Consigne: D'après le billet critique sur Otakuthon 2013, à partir de quelle heure le vendredi et le samedi soir l'identité du groupe commence-t-elle à changer, et avec le début de quoi ?

Source:
OTAKUTHON 2013 — Critiques et culture participative

Je profite de mon dernier billet sur Otakuthon pour faire quelques commentaires, un peu sévères mais constructifs, sur l’événement. Critiques que j’adresse d’abord afin de passer ensuite aux côtés plus positifs de la convention. Mes commentaires n’enlèvent rien aux efforts considérables qui sont déployés par l’équipe exécutive ainsi qu’à l’atteinte du principal objectif consistant à rassembler, contre vents et marées, un nombre incroyable de fans, geeks et otaku partageant à peu près tous des intérêts communs.

En effet, la clientèle d’Otakuthon est variée. Alors que le ton est bon enfant durant le jour, avec tous les cosplayers déambulant dans les corridors, se faisant prendre en photo, et que des ateliers et autres événements (je ne parle pas des panels !!) agrémentent l’atmosphère saine et créative que représente l’esprit d’un fandom, à partir de 22h le vendredi et samedi soir l’identité du groupe change peu à peu avec le début des panels 16+ et 18+, et des projections de hentai (dont certaines par exemple liées au fétiche oppai) entre minuit et 5am. Ce genre de productions existent au Japon – et je n’ai particulièrement rien contre l’idée qu’il y en ait de présentées à Otakuthon – je trouve néanmoins (c’est très personnel j’en conviens, car certains collègues ne partagent pas mon avis) qu’on leur accorde beaucoup d’espace, à la fois comme sujet de panels et comme projections, considérant que les participants qui vont même dans les panels ne sont pas là pour écouter et apprendre sur le phénomène socioculturel qu’est le hentai et l’image de la femme au Japon (beaucoup de textes académiques ont été écrits sur la question, dont « Otaku Sexuality » de Saitô Tamaki dans l’ouvrage Robot Ghosts and Wired Dreams [2007] ou le volume 2 de Mechademia Networks of Desire [2007]). Le contexte social n’étant pas le même entre l’Occident et le Japon – les publics sont différents, consomment et agissent différemment – cela prendrait un billet beaucoup plus long pour nuancer mon propos (je ne suis d’ailleurs pas un spécialiste de la question). Je ne remets pas en question d’ailleurs la présence des thèmes, qui sont controversés en Occident, typiquement nippons liés à la sexualité. La réaction surexcitée du public d’Otakuthon lors d’une projection de hentai était néanmoins particulièrement fascinante et presque désolante à la fois. Mais il y a ici quelque chose de l’ordre du carnaval, un climat lors duquel le désir de transgresser des interdits demeure… Dépassé minuit, c’est l’esprit de la tribu qui prend le dessus, et non de la sous-culture otaku… (autre sujet d’article)

Entrées répertoriées:

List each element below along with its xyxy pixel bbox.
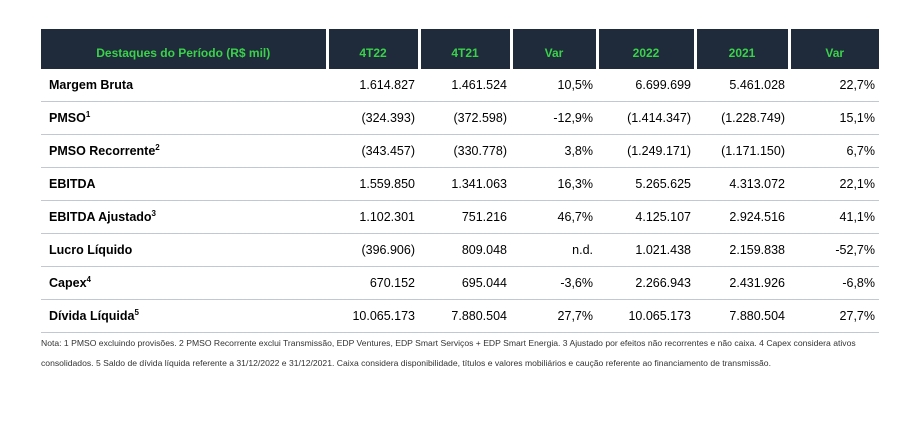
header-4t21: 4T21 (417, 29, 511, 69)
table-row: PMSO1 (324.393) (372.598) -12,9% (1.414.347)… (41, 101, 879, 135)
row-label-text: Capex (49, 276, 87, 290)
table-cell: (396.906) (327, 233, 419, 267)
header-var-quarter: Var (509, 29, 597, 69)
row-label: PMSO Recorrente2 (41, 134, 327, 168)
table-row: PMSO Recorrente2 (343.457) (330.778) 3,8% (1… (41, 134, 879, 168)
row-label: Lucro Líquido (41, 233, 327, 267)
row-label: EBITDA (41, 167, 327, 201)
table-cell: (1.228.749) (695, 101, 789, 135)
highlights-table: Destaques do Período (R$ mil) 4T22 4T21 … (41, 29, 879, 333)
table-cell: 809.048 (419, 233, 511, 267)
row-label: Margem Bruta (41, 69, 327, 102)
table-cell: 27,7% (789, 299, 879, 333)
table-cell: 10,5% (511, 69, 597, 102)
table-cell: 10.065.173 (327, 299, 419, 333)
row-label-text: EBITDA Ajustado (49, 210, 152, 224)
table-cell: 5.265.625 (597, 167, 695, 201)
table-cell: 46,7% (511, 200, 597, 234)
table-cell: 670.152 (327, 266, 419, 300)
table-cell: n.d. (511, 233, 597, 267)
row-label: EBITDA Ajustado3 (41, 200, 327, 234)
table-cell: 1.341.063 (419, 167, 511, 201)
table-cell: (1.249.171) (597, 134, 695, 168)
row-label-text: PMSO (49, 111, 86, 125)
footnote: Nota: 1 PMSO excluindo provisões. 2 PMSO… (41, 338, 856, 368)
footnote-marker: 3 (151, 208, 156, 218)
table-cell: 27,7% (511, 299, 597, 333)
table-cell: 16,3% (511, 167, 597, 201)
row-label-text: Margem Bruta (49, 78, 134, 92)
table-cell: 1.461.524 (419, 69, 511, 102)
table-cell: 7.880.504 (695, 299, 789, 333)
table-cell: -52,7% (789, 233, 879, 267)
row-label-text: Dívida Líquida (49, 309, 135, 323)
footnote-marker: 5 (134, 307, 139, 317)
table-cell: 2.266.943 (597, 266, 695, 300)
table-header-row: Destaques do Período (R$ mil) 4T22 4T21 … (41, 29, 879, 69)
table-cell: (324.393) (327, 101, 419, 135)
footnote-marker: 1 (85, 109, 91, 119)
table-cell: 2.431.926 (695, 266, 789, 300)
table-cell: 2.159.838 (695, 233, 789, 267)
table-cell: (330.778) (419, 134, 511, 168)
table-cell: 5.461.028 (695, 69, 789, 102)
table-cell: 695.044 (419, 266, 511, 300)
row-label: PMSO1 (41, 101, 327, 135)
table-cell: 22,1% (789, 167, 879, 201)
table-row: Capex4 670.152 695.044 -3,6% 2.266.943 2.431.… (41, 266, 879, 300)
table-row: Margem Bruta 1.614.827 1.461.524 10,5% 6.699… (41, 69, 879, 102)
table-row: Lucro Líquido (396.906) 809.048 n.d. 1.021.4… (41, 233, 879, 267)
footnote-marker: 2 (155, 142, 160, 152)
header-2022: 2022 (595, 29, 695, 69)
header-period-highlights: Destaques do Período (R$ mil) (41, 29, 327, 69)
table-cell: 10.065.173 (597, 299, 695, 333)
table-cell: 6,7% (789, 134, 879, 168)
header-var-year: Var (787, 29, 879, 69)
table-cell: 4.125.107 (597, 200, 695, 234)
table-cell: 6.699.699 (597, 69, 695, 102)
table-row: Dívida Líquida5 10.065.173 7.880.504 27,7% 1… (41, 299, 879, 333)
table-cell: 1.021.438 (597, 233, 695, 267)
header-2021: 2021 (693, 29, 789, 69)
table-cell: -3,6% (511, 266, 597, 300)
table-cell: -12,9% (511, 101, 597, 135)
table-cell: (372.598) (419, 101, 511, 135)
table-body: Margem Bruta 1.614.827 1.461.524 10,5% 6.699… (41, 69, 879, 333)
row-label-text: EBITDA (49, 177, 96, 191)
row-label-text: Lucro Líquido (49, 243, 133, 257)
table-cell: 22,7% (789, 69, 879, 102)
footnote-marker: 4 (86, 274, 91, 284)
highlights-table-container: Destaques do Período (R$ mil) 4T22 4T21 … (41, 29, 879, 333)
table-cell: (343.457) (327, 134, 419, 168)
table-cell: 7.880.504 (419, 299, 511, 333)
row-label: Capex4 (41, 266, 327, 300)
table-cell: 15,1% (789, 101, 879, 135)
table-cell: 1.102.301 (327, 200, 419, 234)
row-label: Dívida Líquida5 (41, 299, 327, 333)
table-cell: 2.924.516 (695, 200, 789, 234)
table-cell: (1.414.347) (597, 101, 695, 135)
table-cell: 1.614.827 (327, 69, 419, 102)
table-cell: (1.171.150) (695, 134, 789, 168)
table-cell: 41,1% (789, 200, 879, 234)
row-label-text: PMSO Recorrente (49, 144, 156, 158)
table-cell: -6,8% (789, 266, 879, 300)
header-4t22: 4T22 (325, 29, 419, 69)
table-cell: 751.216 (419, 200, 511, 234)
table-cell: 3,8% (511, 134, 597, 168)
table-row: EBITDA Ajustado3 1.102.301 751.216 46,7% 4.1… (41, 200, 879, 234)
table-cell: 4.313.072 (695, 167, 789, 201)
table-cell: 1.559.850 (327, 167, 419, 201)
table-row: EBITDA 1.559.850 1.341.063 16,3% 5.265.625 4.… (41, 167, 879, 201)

Solution: À partir de 22 h, avec le début des panels 16+ et 18+.